--- Start RECORDS SHOWN ---
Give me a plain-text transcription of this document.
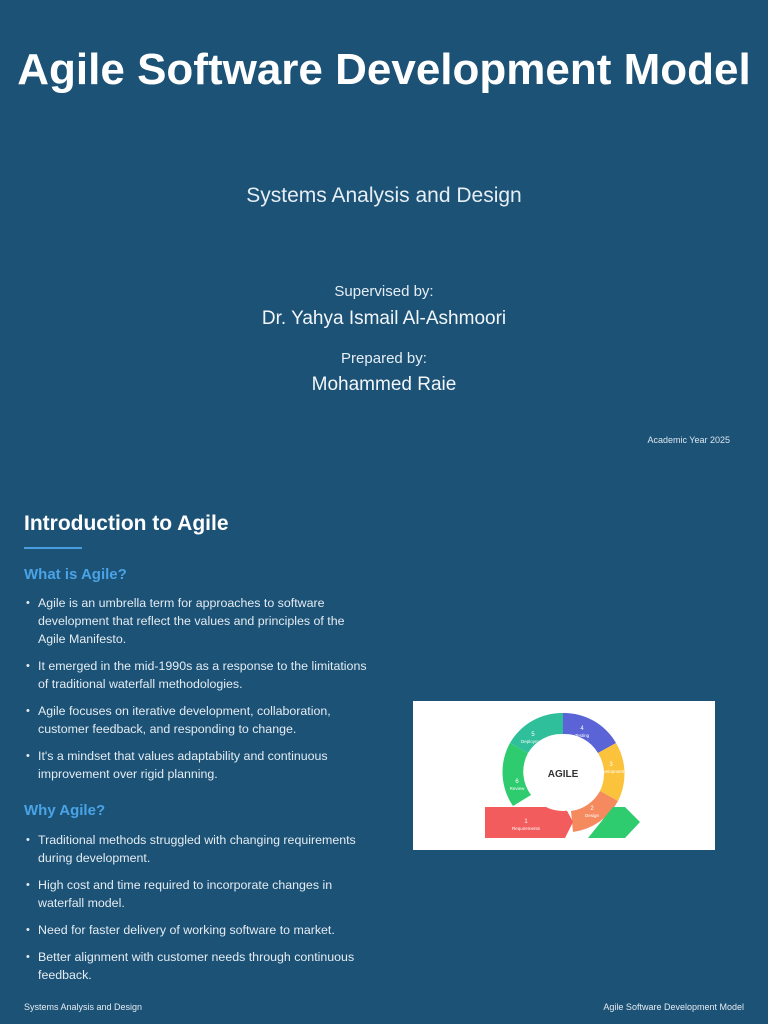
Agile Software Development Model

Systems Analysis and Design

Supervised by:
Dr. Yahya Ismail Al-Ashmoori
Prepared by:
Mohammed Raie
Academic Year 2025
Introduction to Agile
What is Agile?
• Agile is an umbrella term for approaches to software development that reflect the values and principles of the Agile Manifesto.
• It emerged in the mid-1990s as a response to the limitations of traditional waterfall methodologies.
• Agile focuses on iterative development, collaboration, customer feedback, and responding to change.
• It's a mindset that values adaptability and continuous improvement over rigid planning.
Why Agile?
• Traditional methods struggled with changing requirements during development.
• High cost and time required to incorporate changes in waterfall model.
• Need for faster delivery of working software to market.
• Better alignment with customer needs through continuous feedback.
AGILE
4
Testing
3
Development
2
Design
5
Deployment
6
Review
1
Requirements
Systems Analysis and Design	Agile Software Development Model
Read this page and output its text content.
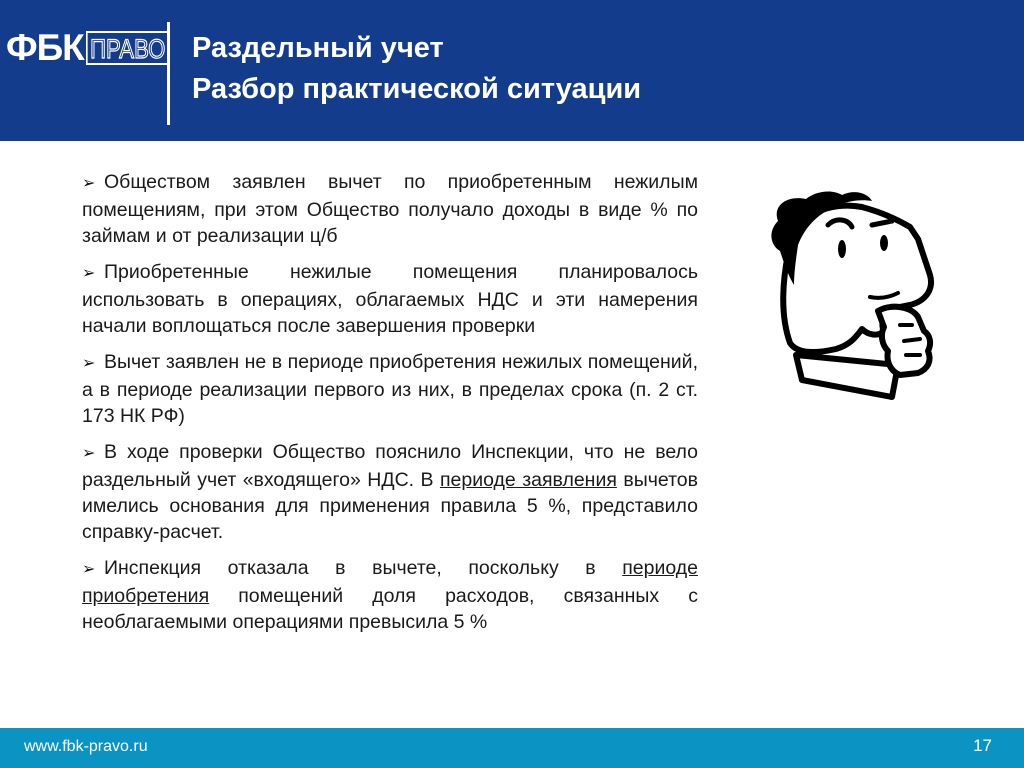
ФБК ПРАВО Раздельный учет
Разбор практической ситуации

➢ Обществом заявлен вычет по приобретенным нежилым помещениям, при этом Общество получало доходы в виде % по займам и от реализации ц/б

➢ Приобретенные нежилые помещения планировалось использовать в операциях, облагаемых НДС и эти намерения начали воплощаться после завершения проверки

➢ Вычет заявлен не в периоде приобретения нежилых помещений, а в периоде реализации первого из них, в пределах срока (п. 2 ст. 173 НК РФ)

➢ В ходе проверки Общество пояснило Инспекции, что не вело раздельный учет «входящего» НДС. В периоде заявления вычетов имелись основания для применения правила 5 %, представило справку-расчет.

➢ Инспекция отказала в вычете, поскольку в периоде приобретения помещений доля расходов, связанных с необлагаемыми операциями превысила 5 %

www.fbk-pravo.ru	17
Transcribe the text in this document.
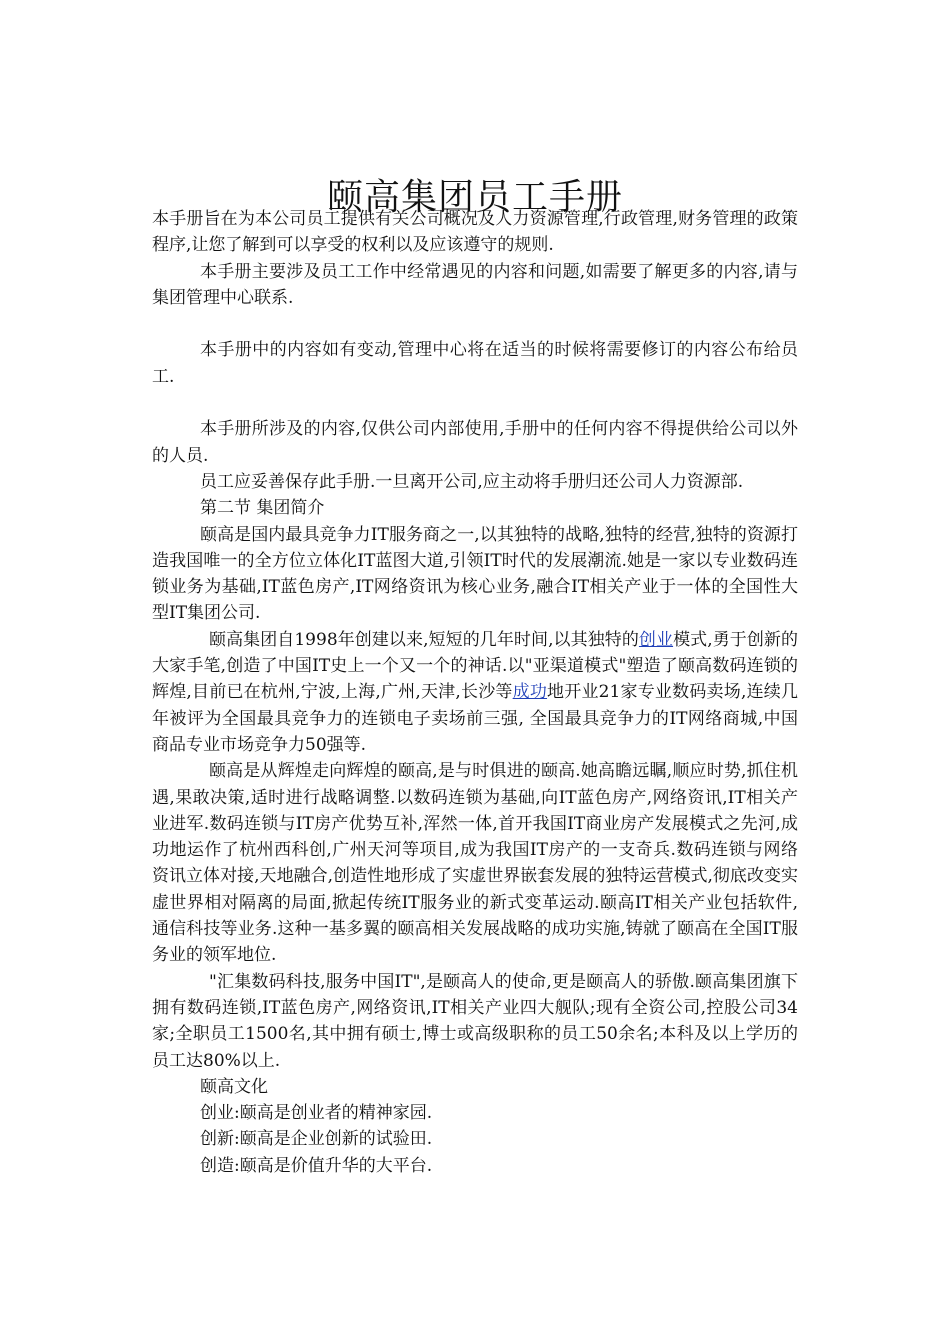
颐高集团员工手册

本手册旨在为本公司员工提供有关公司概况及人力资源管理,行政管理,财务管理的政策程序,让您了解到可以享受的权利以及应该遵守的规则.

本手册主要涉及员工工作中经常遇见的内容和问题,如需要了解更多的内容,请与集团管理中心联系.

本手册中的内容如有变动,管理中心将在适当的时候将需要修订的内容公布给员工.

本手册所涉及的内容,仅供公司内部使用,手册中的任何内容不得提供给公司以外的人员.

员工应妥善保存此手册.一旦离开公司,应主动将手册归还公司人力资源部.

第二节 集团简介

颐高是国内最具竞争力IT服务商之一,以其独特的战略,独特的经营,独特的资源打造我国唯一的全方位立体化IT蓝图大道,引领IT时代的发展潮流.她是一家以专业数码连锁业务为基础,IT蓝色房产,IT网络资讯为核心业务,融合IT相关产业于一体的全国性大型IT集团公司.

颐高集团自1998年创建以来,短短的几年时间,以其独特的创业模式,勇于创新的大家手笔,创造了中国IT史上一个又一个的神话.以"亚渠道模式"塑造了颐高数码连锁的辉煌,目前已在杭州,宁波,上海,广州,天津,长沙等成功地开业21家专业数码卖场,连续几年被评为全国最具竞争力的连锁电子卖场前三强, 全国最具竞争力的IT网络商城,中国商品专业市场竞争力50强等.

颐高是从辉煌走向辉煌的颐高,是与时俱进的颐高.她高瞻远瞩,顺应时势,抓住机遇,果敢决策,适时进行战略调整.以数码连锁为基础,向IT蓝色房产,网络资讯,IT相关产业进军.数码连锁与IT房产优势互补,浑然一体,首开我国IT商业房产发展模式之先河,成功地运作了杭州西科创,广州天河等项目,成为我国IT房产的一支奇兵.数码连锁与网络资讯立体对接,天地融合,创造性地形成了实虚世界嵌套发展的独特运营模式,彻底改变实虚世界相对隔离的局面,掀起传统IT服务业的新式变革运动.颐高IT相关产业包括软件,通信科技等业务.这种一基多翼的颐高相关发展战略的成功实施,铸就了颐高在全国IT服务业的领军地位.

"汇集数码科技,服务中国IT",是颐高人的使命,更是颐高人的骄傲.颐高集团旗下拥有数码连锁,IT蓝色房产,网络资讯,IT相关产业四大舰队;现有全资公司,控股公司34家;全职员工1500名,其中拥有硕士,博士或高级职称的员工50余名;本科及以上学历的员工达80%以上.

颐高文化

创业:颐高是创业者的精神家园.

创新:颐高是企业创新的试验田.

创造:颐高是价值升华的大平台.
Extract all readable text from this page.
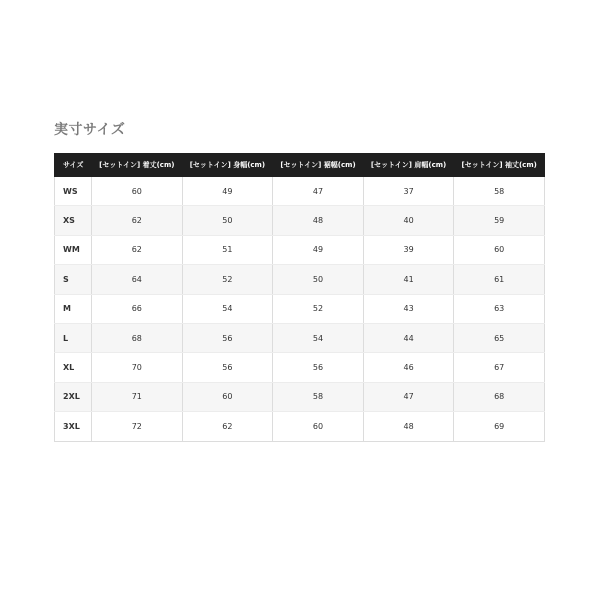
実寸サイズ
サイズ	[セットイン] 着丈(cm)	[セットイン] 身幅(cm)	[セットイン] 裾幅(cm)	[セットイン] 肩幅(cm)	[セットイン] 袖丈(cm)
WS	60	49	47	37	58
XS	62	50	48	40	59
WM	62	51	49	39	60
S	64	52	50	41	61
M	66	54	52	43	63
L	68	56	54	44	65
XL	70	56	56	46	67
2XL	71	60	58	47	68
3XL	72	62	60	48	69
--- End RECORDS SHOWN ---
TASK DESCRIPTION: Omit all pictures while transcribing the entries verbatim.

CORRECT RESULT:
Give me a plain-text transcription of this document.
Agile Software Development Model

Systems Analysis and Design

Supervised by:
Dr. Yahya Ismail Al-Ashmoori
Prepared by:
Mohammed Raie
Academic Year 2025
Introduction to Agile
What is Agile?
• Agile is an umbrella term for approaches to software development that reflect the values and principles of the Agile Manifesto.
• It emerged in the mid-1990s as a response to the limitations of traditional waterfall methodologies.
• Agile focuses on iterative development, collaboration, customer feedback, and responding to change.
• It's a mindset that values adaptability and continuous improvement over rigid planning.
Why Agile?
• Traditional methods struggled with changing requirements during development.
• High cost and time required to incorporate changes in waterfall model.
• Need for faster delivery of working software to market.
• Better alignment with customer needs through continuous feedback.
AGILE
4
Testing
3
Development
2
Design
5
Deployment
6
Review
1
Requirements
Systems Analysis and Design	Agile Software Development Model
Read this page and output its text content.
ФБК ПРАВО Раздельный учет
Разбор практической ситуации

➢ Обществом заявлен вычет по приобретенным нежилым помещениям, при этом Общество получало доходы в виде % по займам и от реализации ц/б

➢ Приобретенные нежилые помещения планировалось использовать в операциях, облагаемых НДС и эти намерения начали воплощаться после завершения проверки

➢ Вычет заявлен не в периоде приобретения нежилых помещений, а в периоде реализации первого из них, в пределах срока (п. 2 ст. 173 НК РФ)

➢ В ходе проверки Общество пояснило Инспекции, что не вело раздельный учет «входящего» НДС. В периоде заявления вычетов имелись основания для применения правила 5 %, представило справку-расчет.

➢ Инспекция отказала в вычете, поскольку в периоде приобретения помещений доля расходов, связанных с необлагаемыми операциями превысила 5 %

www.fbk-pravo.ru	17
Transcribe the text in this document.
颐高集团员工手册

本手册旨在为本公司员工提供有关公司概况及人力资源管理,行政管理,财务管理的政策程序,让您了解到可以享受的权利以及应该遵守的规则.

本手册主要涉及员工工作中经常遇见的内容和问题,如需要了解更多的内容,请与集团管理中心联系.

本手册中的内容如有变动,管理中心将在适当的时候将需要修订的内容公布给员工.

本手册所涉及的内容,仅供公司内部使用,手册中的任何内容不得提供给公司以外的人员.

员工应妥善保存此手册.一旦离开公司,应主动将手册归还公司人力资源部.

第二节 集团简介

颐高是国内最具竞争力IT服务商之一,以其独特的战略,独特的经营,独特的资源打造我国唯一的全方位立体化IT蓝图大道,引领IT时代的发展潮流.她是一家以专业数码连锁业务为基础,IT蓝色房产,IT网络资讯为核心业务,融合IT相关产业于一体的全国性大型IT集团公司.

颐高集团自1998年创建以来,短短的几年时间,以其独特的创业模式,勇于创新的大家手笔,创造了中国IT史上一个又一个的神话.以"亚渠道模式"塑造了颐高数码连锁的辉煌,目前已在杭州,宁波,上海,广州,天津,长沙等成功地开业21家专业数码卖场,连续几年被评为全国最具竞争力的连锁电子卖场前三强, 全国最具竞争力的IT网络商城,中国商品专业市场竞争力50强等.

颐高是从辉煌走向辉煌的颐高,是与时俱进的颐高.她高瞻远瞩,顺应时势,抓住机遇,果敢决策,适时进行战略调整.以数码连锁为基础,向IT蓝色房产,网络资讯,IT相关产业进军.数码连锁与IT房产优势互补,浑然一体,首开我国IT商业房产发展模式之先河,成功地运作了杭州西科创,广州天河等项目,成为我国IT房产的一支奇兵.数码连锁与网络资讯立体对接,天地融合,创造性地形成了实虚世界嵌套发展的独特运营模式,彻底改变实虚世界相对隔离的局面,掀起传统IT服务业的新式变革运动.颐高IT相关产业包括软件,通信科技等业务.这种一基多翼的颐高相关发展战略的成功实施,铸就了颐高在全国IT服务业的领军地位.

"汇集数码科技,服务中国IT",是颐高人的使命,更是颐高人的骄傲.颐高集团旗下拥有数码连锁,IT蓝色房产,网络资讯,IT相关产业四大舰队;现有全资公司,控股公司34家;全职员工1500名,其中拥有硕士,博士或高级职称的员工50余名;本科及以上学历的员工达80%以上.

颐高文化

创业:颐高是创业者的精神家园.

创新:颐高是企业创新的试验田.

创造:颐高是价值升华的大平台.
Extract all readable text from this page.
実寸サイズ
サイズ	[セットイン] 着丈(cm)	[セットイン] 身幅(cm)	[セットイン] 裾幅(cm)	[セットイン] 肩幅(cm)	[セットイン] 袖丈(cm)
WS	60	49	47	37	58
XS	62	50	48	40	59
WM	62	51	49	39	60
S	64	52	50	41	61
M	66	54	52	43	63
L	68	56	54	44	65
XL	70	56	56	46	67
2XL	71	60	58	47	68
3XL	72	62	60	48	69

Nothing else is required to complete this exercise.